■ **Page text**:
March 4, 2009 5:33 PM   Subscribe

Emerging and small/medium scale artists and creatives: what would you like your manager to do? What would compel you to hire the services of a manager/admin person/PA and how much would you be willing to pay?

I've been doing similar semi-managerial work for my best friend who's in broadcast media. Officially I manage her website and web presence, but I also manage fanmail, keep out the creepies, pass on job offers, liaise and organise job contacts & interviews, research opportunities, and help her hash out ideas. She finds me useful because she herself isn't very tech-savvy and doesn't know how to harness current technology as effectively as possible.

Based on my "charmed bridge" question, as well as past work & volunteer experience, I feel that I could do more this kind of work, as a freelancer or a business owner. Essentially I'd like to help artists concentrate more on their work by dealing with the extra not-creative side. I'm particularly interested in those who feel overwhelmed by the Internet (I've met TONS!) and who only have a basic poorly-designed site but not much else to help them get out there.

■ **Extracted material**:

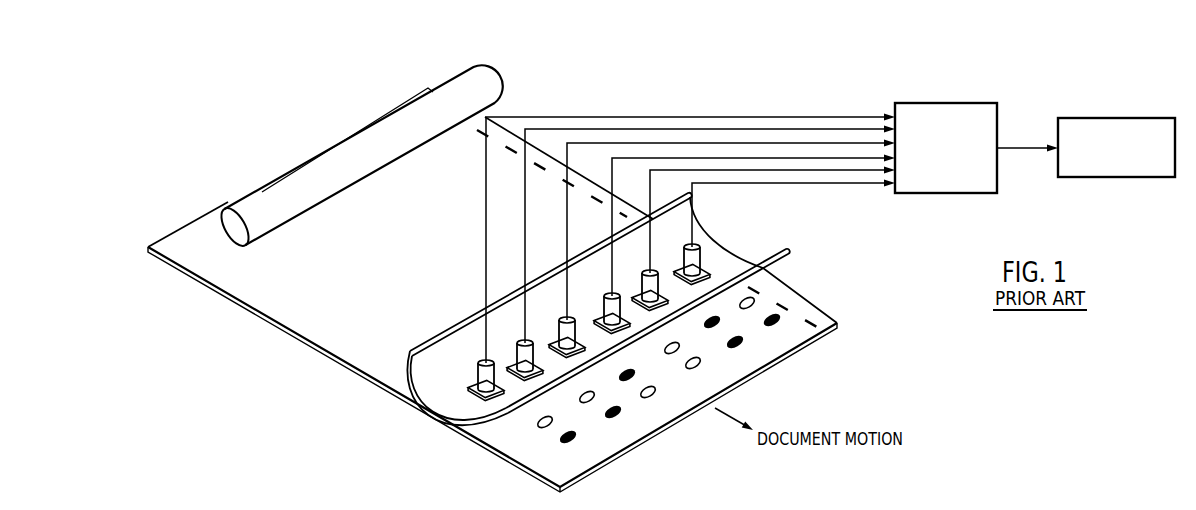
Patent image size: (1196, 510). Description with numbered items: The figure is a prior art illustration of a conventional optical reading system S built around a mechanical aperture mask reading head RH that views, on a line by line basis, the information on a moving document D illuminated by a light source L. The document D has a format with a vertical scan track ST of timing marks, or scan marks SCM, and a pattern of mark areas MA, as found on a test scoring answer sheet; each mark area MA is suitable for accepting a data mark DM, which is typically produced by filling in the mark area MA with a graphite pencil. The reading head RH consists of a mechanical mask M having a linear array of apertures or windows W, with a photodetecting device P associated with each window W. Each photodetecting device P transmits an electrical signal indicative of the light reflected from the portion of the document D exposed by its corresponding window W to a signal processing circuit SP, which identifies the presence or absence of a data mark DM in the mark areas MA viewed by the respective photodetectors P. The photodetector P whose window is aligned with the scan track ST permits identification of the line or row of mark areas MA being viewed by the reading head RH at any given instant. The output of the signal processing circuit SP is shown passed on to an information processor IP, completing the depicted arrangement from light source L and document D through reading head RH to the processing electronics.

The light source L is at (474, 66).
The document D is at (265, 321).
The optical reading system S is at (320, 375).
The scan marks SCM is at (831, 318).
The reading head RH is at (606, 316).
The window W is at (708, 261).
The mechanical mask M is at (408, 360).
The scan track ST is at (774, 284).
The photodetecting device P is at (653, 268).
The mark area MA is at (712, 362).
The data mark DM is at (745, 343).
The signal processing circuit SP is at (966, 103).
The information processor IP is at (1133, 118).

--

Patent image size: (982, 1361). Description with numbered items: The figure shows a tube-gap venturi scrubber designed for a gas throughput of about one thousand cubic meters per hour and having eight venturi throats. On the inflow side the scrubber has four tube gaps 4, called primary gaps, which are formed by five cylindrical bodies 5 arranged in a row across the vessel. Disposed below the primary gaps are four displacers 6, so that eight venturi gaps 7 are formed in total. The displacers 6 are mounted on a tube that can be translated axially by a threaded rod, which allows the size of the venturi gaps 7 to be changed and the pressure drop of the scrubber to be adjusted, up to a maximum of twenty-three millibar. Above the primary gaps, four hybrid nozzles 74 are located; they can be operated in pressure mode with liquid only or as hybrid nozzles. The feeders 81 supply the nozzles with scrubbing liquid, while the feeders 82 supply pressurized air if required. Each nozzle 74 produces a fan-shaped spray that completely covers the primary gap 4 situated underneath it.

...

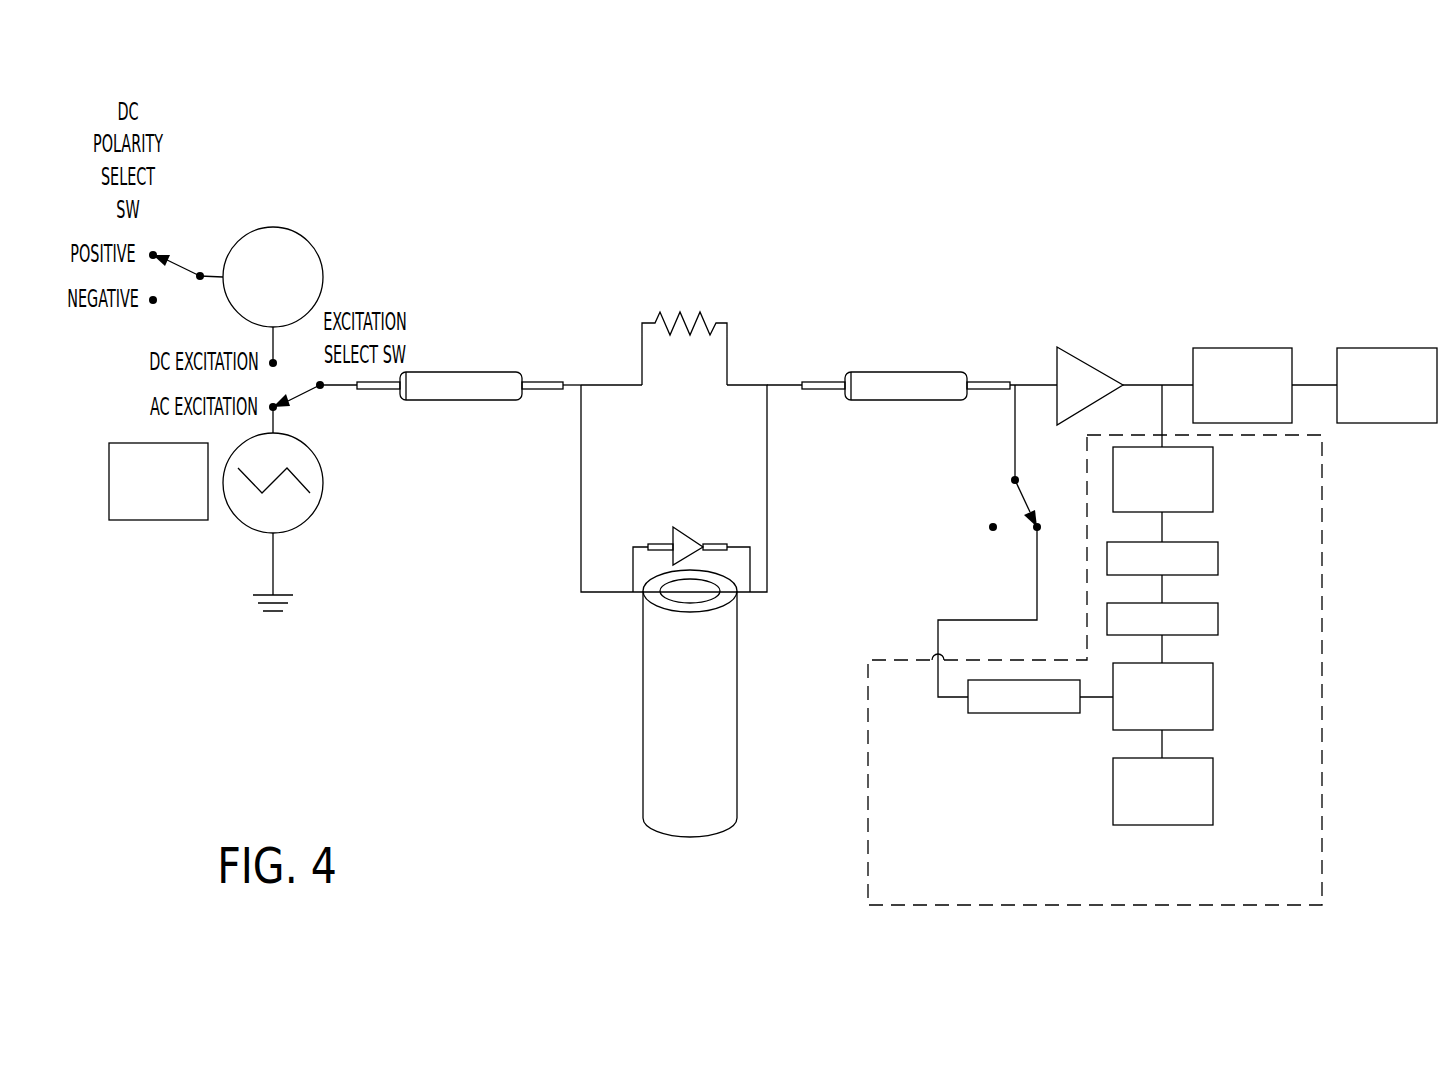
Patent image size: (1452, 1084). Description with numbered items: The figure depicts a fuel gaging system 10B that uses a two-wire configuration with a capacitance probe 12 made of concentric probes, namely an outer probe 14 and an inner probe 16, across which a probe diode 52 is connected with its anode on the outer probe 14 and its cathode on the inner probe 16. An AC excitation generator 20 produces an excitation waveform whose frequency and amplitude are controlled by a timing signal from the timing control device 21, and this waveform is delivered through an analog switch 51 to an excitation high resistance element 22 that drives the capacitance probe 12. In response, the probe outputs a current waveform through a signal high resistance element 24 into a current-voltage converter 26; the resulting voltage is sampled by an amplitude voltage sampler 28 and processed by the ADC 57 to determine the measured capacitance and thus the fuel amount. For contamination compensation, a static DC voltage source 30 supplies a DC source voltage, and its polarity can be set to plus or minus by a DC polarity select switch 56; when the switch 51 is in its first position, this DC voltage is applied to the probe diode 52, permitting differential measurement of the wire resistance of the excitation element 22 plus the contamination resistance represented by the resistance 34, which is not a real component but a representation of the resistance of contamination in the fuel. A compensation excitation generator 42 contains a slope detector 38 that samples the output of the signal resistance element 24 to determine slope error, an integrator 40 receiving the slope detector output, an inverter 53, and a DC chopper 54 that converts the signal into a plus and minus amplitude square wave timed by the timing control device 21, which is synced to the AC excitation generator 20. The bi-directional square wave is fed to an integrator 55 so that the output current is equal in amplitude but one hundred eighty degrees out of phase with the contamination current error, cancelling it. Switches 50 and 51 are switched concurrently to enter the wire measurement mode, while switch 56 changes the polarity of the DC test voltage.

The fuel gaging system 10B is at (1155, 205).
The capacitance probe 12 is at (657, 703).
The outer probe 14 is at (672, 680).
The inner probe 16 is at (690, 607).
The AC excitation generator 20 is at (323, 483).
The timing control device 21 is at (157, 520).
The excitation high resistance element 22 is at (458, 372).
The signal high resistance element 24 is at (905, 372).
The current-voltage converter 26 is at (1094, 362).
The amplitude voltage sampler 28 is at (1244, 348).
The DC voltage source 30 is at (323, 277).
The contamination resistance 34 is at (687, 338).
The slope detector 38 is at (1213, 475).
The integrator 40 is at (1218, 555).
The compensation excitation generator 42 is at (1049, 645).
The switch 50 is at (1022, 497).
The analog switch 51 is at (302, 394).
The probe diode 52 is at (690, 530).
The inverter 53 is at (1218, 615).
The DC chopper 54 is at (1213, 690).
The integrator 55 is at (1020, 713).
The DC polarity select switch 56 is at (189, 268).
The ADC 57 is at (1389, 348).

■ **Prompt A**:
Which lines in the records contain the string "scan"? Pick out each of those lines and copy it in full.
■ **Prompt B**:
Extend the forum post about offering management help to emerging artists, starting after its final sentence.

■ **Final result A**:
Patent image size: (1196, 510). Description with numbered items: The figure is a prior art illustration of a conventional optical reading system S built around a mechanical aperture mask reading head RH that views, on a line by line basis, the information on a moving document D illuminated by a light source L. The document D has a format with a vertical scan track ST of timing marks, or scan marks SCM, and a pattern of mark areas MA, as found on a test scoring answer sheet; each mark area MA is suitable for accepting a data mark DM, which is typically produced by filling in the mark area MA with a graphite pencil. The reading head RH consists of a mechanical mask M having a linear array of apertures or windows W, with a photodetecting device P associated with each window W. Each photodetecting device P transmits an electrical signal indicative of the light reflected from the portion of the document D exposed by its corresponding window W to a signal processing circuit SP, which identifies the presence or absence of a data mark DM in the mark areas MA viewed by the respective photodetectors P. The photodetector P whose window is aligned with the scan track ST permits identification of the line or row of mark areas MA being viewed by the reading head RH at any given instant. The output of the signal processing circuit SP is shown passed on to an information processor IP, completing the depicted arrangement from light source L and document D through reading head RH to the processing electronics.
The scan marks SCM is at (831, 318).
The scan track ST is at (774, 284).

■ **Final result B**:
The things I thought of doing (that I'm actually pretty good at) are:
* Social media - knowing what their audience uses, maintain their web presence, etc
* Managing and screening fanmail
* Liaising and organising media/work/volunteer/speaking requests
* Research opportunities relevant to them (workshops, gigs, etc)
* Introduce them to other people they could collaborate with
* Taking care of "boring" paperwork (forms, visas, grants, etc)
* Ordering equipment/tools/items and finding good deals

Some other skills that may be handy include booking events, accounting, and PR/publicity, though I'm not as great in those as I am in the above.

If you were an independent creative person (of whatever form), what would compel you to hire a manager or assistant? What is the difference roles-wise between managers and PAs and assistants anyway? How much would you pay and how were you willing to pay for it?

Also, there are some tasks where I work better in collaboration with someone else - for instance, in managing people's websites, I usually deal with the concept and putting things together, while I get my boyfriend (who studies web services at uni) to code the website. How would I bring in a collaborator ethically and with fair compensation? Do I just recommend someone, get a commission, do it all myself?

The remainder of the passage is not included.